(GIVEN PROBLEM): Gather all lines with the word "operational" in them.

(GIVEN RECORDS):

* * *

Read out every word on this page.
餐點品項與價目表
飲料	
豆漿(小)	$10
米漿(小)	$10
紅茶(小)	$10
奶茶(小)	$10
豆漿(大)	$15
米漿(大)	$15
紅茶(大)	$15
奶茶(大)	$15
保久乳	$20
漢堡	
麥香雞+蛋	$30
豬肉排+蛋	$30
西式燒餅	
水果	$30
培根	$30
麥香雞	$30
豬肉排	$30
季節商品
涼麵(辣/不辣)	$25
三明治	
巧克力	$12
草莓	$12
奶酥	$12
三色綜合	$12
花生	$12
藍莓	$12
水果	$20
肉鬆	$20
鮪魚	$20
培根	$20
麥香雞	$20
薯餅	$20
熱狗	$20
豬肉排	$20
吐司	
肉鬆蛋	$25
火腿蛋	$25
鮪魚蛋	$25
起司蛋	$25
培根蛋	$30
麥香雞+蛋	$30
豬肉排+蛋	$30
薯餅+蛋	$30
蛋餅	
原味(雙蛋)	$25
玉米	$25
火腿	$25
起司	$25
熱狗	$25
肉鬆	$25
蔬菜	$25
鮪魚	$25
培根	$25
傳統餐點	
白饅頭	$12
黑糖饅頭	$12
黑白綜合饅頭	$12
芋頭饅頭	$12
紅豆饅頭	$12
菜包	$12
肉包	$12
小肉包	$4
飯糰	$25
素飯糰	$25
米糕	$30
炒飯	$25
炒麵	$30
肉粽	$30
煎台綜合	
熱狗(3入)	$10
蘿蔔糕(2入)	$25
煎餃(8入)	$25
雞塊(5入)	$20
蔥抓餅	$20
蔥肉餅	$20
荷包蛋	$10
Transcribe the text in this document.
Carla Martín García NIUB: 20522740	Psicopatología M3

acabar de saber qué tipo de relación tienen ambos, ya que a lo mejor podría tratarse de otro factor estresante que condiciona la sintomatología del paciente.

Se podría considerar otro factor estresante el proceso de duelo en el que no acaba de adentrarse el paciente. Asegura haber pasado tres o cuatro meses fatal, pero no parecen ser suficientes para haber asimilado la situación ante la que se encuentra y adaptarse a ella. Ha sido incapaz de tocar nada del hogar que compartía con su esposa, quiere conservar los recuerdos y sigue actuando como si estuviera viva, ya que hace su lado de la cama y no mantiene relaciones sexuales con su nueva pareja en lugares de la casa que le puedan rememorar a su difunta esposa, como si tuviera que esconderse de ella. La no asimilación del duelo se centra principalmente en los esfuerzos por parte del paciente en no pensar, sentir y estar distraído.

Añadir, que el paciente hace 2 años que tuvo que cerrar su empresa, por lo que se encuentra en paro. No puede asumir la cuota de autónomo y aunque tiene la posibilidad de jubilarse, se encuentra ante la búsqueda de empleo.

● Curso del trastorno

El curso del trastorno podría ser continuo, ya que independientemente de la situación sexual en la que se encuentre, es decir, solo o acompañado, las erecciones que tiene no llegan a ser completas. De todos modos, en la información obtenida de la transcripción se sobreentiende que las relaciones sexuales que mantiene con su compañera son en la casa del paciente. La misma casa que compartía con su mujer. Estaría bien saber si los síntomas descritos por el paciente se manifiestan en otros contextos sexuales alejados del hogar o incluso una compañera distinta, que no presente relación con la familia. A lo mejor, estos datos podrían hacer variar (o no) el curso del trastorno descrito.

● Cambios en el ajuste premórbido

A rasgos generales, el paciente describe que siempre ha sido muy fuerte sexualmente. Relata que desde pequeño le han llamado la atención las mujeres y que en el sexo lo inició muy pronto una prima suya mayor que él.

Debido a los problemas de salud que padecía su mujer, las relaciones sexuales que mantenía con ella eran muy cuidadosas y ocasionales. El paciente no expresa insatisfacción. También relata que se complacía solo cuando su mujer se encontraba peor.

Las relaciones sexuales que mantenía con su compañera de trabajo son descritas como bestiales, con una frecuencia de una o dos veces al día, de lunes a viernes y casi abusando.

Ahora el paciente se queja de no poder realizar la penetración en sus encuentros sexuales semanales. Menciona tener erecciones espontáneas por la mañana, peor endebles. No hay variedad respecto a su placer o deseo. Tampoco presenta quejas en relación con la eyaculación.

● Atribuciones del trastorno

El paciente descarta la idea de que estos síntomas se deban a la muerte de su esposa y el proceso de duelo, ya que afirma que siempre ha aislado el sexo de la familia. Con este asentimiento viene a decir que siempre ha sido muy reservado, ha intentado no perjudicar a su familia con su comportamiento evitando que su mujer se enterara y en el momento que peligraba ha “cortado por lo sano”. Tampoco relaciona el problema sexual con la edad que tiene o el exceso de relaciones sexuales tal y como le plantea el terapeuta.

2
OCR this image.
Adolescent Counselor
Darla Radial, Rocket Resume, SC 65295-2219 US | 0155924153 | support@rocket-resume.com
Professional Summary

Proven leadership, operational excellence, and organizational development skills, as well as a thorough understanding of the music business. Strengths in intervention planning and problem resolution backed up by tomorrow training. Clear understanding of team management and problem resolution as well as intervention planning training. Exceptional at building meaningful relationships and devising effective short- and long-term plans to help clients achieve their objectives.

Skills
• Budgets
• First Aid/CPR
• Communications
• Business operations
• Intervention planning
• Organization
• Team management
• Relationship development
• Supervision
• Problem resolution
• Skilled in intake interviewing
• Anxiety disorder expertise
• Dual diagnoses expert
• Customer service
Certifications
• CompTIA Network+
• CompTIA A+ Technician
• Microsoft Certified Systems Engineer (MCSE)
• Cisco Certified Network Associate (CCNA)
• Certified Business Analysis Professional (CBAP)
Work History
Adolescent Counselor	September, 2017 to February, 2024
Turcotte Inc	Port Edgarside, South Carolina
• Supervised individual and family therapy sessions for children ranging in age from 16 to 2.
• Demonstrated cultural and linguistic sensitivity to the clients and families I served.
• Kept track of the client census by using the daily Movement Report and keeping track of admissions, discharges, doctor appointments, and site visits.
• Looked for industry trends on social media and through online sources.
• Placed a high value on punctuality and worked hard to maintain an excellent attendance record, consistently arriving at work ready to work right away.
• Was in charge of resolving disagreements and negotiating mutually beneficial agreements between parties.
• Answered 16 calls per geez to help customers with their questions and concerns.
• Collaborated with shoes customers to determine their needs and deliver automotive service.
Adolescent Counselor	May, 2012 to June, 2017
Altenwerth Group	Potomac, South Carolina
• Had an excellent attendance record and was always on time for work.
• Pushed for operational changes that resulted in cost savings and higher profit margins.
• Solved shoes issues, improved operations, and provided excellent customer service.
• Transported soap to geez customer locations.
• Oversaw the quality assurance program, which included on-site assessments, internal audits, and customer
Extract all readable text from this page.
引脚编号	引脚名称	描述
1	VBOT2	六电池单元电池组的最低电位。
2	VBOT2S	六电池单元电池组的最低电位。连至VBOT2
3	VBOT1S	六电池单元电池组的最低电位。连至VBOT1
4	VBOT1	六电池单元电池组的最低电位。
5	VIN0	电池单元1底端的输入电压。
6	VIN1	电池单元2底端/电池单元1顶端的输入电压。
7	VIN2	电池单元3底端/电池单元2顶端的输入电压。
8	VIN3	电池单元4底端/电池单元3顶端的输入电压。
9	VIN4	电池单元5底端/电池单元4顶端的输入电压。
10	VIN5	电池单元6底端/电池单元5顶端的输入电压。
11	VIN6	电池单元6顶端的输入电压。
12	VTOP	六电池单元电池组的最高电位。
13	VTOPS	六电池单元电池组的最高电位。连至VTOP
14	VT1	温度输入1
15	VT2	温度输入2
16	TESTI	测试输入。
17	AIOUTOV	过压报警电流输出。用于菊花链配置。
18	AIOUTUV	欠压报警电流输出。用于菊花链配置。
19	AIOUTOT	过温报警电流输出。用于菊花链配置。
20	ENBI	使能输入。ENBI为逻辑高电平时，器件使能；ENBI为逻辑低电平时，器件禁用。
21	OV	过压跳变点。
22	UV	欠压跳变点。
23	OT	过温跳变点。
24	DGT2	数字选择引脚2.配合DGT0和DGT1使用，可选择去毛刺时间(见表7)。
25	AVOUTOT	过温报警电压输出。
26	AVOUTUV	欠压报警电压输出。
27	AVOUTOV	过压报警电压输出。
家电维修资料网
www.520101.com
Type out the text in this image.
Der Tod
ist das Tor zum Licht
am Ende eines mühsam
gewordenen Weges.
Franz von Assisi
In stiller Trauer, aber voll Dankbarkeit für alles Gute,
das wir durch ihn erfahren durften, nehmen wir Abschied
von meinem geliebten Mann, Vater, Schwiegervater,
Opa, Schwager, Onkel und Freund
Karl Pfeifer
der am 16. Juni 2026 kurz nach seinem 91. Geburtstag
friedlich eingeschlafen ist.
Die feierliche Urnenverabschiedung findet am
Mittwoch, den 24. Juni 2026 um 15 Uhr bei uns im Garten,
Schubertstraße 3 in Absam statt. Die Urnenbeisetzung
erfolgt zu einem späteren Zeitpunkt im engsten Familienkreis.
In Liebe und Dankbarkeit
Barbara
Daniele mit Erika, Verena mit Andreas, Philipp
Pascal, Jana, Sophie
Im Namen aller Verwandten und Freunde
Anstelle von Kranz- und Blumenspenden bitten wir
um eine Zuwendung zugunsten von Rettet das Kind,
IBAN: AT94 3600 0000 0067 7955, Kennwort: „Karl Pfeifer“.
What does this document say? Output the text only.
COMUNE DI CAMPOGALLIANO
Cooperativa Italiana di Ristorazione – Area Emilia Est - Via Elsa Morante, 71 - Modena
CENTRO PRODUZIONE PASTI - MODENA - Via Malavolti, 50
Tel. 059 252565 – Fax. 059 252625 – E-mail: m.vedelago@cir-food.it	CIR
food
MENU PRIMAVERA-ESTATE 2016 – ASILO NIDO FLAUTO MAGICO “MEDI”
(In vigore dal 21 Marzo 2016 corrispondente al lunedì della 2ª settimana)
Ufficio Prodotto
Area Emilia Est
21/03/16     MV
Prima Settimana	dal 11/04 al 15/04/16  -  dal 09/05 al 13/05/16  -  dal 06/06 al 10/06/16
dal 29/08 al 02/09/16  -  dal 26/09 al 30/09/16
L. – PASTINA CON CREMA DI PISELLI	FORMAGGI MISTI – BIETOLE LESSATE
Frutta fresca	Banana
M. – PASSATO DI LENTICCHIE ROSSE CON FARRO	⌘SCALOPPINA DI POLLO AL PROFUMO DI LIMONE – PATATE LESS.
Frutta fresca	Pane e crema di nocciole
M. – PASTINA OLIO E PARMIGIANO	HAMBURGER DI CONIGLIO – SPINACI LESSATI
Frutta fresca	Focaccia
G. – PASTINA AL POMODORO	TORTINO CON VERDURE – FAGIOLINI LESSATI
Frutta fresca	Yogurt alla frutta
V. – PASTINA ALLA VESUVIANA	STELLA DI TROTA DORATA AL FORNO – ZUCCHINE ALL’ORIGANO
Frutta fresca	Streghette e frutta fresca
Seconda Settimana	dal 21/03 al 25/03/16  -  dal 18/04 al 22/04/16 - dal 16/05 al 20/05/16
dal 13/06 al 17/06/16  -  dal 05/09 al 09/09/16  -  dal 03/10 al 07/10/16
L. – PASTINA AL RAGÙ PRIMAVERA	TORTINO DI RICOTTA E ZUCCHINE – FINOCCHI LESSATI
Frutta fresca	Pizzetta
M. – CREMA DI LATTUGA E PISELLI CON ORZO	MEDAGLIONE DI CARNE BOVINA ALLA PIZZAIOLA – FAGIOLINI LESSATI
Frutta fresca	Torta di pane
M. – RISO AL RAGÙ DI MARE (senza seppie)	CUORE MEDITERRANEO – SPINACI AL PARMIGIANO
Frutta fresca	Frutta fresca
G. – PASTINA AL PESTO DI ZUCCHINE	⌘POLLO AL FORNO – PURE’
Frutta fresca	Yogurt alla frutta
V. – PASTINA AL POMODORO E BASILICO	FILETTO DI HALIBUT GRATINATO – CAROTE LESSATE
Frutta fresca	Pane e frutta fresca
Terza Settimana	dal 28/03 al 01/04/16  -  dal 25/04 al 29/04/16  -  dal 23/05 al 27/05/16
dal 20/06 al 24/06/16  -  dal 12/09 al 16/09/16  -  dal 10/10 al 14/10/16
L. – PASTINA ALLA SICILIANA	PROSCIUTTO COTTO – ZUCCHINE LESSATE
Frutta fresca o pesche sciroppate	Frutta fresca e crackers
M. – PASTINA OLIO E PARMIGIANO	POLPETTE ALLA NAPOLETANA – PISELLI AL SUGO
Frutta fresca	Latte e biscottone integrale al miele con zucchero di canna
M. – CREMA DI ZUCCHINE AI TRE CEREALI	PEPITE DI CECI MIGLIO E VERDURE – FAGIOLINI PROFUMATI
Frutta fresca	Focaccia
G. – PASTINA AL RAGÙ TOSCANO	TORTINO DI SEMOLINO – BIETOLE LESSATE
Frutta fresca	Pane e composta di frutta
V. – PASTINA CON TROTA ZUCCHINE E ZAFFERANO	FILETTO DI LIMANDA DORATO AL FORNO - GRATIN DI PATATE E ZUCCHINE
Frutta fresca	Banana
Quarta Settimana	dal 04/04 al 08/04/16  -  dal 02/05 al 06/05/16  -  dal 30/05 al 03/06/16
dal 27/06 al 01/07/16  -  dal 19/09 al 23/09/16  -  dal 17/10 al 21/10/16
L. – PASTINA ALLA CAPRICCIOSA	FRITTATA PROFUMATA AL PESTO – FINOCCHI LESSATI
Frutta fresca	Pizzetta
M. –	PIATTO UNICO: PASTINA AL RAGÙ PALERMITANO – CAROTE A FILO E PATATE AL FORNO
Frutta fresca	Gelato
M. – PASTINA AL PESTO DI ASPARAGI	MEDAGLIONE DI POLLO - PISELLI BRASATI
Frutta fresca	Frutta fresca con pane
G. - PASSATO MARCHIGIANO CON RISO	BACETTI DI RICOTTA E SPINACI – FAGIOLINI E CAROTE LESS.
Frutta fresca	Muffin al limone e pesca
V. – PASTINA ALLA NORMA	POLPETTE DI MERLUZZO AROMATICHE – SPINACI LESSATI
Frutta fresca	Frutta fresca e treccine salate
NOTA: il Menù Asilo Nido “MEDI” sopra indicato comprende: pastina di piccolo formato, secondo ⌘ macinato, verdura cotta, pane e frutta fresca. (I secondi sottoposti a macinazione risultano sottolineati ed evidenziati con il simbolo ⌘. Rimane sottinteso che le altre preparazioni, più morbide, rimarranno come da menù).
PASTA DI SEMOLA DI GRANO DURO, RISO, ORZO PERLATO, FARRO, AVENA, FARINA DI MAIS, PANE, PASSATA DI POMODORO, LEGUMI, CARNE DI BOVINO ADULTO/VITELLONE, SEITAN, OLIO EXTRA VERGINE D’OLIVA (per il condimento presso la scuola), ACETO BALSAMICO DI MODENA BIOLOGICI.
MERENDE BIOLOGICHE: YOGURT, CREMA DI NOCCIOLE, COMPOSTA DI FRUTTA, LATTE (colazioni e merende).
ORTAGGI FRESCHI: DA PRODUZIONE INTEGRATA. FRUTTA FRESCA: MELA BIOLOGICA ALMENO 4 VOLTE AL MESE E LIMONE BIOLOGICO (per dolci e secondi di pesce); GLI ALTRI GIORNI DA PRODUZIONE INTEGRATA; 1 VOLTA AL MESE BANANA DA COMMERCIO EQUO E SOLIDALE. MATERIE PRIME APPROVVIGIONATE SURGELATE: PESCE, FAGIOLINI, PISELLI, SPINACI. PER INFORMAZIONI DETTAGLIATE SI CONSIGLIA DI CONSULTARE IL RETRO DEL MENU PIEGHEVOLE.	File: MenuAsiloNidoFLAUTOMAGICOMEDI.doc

* * *

(WRITTEN RESPONSE):
Proven leadership, operational excellence, and organizational development skills, as well as a thorough understanding of the music business. Strengths in intervention planning and problem resolution backed up by tomorrow training. Clear understanding of team management and problem resolution as well as intervention planning training. Exceptional at building meaningful relationships and devising effective short- and long-term plans to help clients achieve their objectives.
• Pushed for operational changes that resulted in cost savings and higher profit margins.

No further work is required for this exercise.